SHORT PROBLEM — Revise the data below so that every instance of "Recycle Bin" reads "Trash", and leave everything else unchanged.
------------------------------------------------
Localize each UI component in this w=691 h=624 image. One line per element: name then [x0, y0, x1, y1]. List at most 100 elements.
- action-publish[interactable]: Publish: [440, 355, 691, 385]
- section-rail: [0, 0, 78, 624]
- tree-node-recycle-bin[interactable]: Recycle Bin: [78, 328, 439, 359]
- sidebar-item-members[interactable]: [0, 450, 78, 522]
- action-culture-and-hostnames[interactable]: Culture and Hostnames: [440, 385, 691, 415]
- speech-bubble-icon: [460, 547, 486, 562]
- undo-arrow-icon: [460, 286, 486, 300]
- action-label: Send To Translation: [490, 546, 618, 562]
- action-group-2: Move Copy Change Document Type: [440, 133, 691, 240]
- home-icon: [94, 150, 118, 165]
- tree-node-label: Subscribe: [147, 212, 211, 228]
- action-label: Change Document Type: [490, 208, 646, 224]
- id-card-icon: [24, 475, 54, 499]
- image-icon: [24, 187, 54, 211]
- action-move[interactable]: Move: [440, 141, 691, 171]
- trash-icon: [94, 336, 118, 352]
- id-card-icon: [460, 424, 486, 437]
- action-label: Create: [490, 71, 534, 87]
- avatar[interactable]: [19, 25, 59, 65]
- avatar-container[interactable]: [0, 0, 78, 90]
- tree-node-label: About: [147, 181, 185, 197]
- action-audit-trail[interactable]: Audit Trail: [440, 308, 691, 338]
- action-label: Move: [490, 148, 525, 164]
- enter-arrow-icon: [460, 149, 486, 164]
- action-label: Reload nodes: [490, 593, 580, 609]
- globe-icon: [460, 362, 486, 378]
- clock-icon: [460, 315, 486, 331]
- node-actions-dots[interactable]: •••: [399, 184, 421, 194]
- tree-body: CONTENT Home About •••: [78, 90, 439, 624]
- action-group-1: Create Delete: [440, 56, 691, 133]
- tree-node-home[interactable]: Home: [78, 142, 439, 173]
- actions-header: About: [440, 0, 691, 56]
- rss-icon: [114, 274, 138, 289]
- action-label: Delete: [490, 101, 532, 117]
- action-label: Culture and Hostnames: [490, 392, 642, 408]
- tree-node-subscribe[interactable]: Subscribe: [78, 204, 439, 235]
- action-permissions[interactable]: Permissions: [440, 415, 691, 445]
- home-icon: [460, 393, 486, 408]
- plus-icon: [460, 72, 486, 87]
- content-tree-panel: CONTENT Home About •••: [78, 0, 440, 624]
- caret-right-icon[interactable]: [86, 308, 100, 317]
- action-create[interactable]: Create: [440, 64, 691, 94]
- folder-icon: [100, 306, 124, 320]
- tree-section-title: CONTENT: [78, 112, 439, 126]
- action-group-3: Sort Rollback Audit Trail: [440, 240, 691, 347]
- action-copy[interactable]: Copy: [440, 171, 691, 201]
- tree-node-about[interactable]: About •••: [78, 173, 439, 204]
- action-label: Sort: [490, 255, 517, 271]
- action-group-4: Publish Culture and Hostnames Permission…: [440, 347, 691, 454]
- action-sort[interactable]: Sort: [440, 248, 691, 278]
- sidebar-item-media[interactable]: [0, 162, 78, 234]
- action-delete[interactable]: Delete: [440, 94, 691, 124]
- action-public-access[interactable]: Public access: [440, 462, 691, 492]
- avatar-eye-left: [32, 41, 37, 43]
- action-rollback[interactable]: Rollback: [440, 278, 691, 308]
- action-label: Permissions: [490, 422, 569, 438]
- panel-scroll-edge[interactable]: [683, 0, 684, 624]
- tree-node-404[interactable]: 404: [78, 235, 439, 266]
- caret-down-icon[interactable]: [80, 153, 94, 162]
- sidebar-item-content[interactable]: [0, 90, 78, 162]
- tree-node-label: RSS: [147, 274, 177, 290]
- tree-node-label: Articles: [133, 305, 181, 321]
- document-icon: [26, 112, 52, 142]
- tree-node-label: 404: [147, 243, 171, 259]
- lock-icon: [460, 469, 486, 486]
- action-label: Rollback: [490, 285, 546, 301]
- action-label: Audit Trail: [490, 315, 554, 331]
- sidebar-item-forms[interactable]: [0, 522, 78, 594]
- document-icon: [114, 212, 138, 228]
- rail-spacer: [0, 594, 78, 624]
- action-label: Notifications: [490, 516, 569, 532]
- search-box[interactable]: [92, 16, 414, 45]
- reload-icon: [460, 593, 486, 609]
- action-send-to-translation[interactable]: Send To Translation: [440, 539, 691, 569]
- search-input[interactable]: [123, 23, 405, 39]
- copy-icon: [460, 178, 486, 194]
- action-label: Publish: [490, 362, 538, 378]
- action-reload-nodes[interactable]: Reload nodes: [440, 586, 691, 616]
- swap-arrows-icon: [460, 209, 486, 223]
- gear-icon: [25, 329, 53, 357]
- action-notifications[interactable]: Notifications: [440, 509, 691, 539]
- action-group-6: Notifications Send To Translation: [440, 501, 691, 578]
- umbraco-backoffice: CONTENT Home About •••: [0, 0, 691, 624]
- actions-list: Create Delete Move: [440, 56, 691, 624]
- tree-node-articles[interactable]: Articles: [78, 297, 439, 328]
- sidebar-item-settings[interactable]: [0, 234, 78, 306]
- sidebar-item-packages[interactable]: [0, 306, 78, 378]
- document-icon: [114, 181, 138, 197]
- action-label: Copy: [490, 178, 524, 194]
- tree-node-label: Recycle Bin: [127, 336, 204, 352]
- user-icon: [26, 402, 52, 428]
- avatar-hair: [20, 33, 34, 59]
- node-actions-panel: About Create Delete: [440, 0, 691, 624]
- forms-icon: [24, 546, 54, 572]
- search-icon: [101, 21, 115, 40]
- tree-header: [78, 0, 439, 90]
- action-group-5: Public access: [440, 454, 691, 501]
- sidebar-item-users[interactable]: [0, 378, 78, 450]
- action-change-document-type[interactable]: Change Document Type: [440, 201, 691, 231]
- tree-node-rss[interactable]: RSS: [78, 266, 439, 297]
------------------------------------------------
FULL ANSWER —
Localize each UI component in this w=691 h=624 image. One line per element: name then [x0, y0, x1, y1]. List at most 100 elements.
- action-publish[interactable]: Publish: [440, 355, 691, 385]
- section-rail: [0, 0, 78, 624]
- tree-node-recycle-bin[interactable]: Trash: [78, 328, 439, 359]
- sidebar-item-members[interactable]: [0, 450, 78, 522]
- action-culture-and-hostnames[interactable]: Culture and Hostnames: [440, 385, 691, 415]
- speech-bubble-icon: [460, 547, 486, 562]
- undo-arrow-icon: [460, 286, 486, 300]
- action-label: Send To Translation: [490, 546, 618, 562]
- action-group-2: Move Copy Change Document Type: [440, 133, 691, 240]
- home-icon: [94, 150, 118, 165]
- tree-node-label: Subscribe: [147, 212, 211, 228]
- action-label: Change Document Type: [490, 208, 646, 224]
- id-card-icon: [24, 475, 54, 499]
- image-icon: [24, 187, 54, 211]
- action-move[interactable]: Move: [440, 141, 691, 171]
- trash-icon: [94, 336, 118, 352]
- id-card-icon: [460, 424, 486, 437]
- action-label: Create: [490, 71, 534, 87]
- avatar[interactable]: [19, 25, 59, 65]
- avatar-container[interactable]: [0, 0, 78, 90]
- tree-node-label: About: [147, 181, 185, 197]
- action-audit-trail[interactable]: Audit Trail: [440, 308, 691, 338]
- action-label: Move: [490, 148, 525, 164]
- enter-arrow-icon: [460, 149, 486, 164]
- action-label: Reload nodes: [490, 593, 580, 609]
- globe-icon: [460, 362, 486, 378]
- clock-icon: [460, 315, 486, 331]
- node-actions-dots[interactable]: •••: [399, 184, 421, 194]
- tree-body: CONTENT Home About •••: [78, 90, 439, 624]
- action-group-1: Create Delete: [440, 56, 691, 133]
- tree-node-home[interactable]: Home: [78, 142, 439, 173]
- actions-header: About: [440, 0, 691, 56]
- rss-icon: [114, 274, 138, 289]
- action-label: Delete: [490, 101, 532, 117]
- action-label: Culture and Hostnames: [490, 392, 642, 408]
- tree-node-subscribe[interactable]: Subscribe: [78, 204, 439, 235]
- action-permissions[interactable]: Permissions: [440, 415, 691, 445]
- home-icon: [460, 393, 486, 408]
- plus-icon: [460, 72, 486, 87]
- content-tree-panel: CONTENT Home About •••: [78, 0, 440, 624]
- caret-right-icon[interactable]: [86, 308, 100, 317]
- action-create[interactable]: Create: [440, 64, 691, 94]
- folder-icon: [100, 306, 124, 320]
- tree-section-title: CONTENT: [78, 112, 439, 126]
- action-group-3: Sort Rollback Audit Trail: [440, 240, 691, 347]
- action-copy[interactable]: Copy: [440, 171, 691, 201]
- tree-node-about[interactable]: About •••: [78, 173, 439, 204]
- action-label: Sort: [490, 255, 517, 271]
- action-group-4: Publish Culture and Hostnames Permission…: [440, 347, 691, 454]
- action-sort[interactable]: Sort: [440, 248, 691, 278]
- sidebar-item-media[interactable]: [0, 162, 78, 234]
- action-delete[interactable]: Delete: [440, 94, 691, 124]
- action-public-access[interactable]: Public access: [440, 462, 691, 492]
- avatar-eye-left: [32, 41, 37, 43]
- action-rollback[interactable]: Rollback: [440, 278, 691, 308]
- action-label: Permissions: [490, 422, 569, 438]
- panel-scroll-edge[interactable]: [683, 0, 684, 624]
- tree-node-404[interactable]: 404: [78, 235, 439, 266]
- caret-down-icon[interactable]: [80, 153, 94, 162]
- sidebar-item-content[interactable]: [0, 90, 78, 162]
- tree-node-label: RSS: [147, 274, 177, 290]
- tree-node-label: Articles: [133, 305, 181, 321]
- document-icon: [26, 112, 52, 142]
- tree-node-label: 404: [147, 243, 171, 259]
- lock-icon: [460, 469, 486, 486]
- action-label: Rollback: [490, 285, 546, 301]
- action-label: Audit Trail: [490, 315, 554, 331]
- sidebar-item-forms[interactable]: [0, 522, 78, 594]
- document-icon: [114, 212, 138, 228]
- rail-spacer: [0, 594, 78, 624]
- action-label: Notifications: [490, 516, 569, 532]
- search-box[interactable]: [92, 16, 414, 45]
- reload-icon: [460, 593, 486, 609]
- action-send-to-translation[interactable]: Send To Translation: [440, 539, 691, 569]
- search-input[interactable]: [123, 23, 405, 39]
- copy-icon: [460, 178, 486, 194]
- action-label: Publish: [490, 362, 538, 378]
- action-reload-nodes[interactable]: Reload nodes: [440, 586, 691, 616]
- swap-arrows-icon: [460, 209, 486, 223]
- gear-icon: [25, 329, 53, 357]
- action-notifications[interactable]: Notifications: [440, 509, 691, 539]
- action-group-6: Notifications Send To Translation: [440, 501, 691, 578]
- umbraco-backoffice: CONTENT Home About •••: [0, 0, 691, 624]
- actions-list: Create Delete Move: [440, 56, 691, 624]
- tree-node-articles[interactable]: Articles: [78, 297, 439, 328]
- sidebar-item-settings[interactable]: [0, 234, 78, 306]
- sidebar-item-packages[interactable]: [0, 306, 78, 378]
- document-icon: [114, 181, 138, 197]
- action-label: Copy: [490, 178, 524, 194]
- tree-node-label: Trash: [127, 336, 204, 352]
- user-icon: [26, 402, 52, 428]
- avatar-hair: [20, 33, 34, 59]
- node-actions-panel: About Create Delete: [440, 0, 691, 624]
- forms-icon: [24, 546, 54, 572]
- search-icon: [101, 21, 115, 40]
- tree-header: [78, 0, 439, 90]
- action-group-5: Public access: [440, 454, 691, 501]
- sidebar-item-users[interactable]: [0, 378, 78, 450]
- action-change-document-type[interactable]: Change Document Type: [440, 201, 691, 231]
- tree-node-rss[interactable]: RSS: [78, 266, 439, 297]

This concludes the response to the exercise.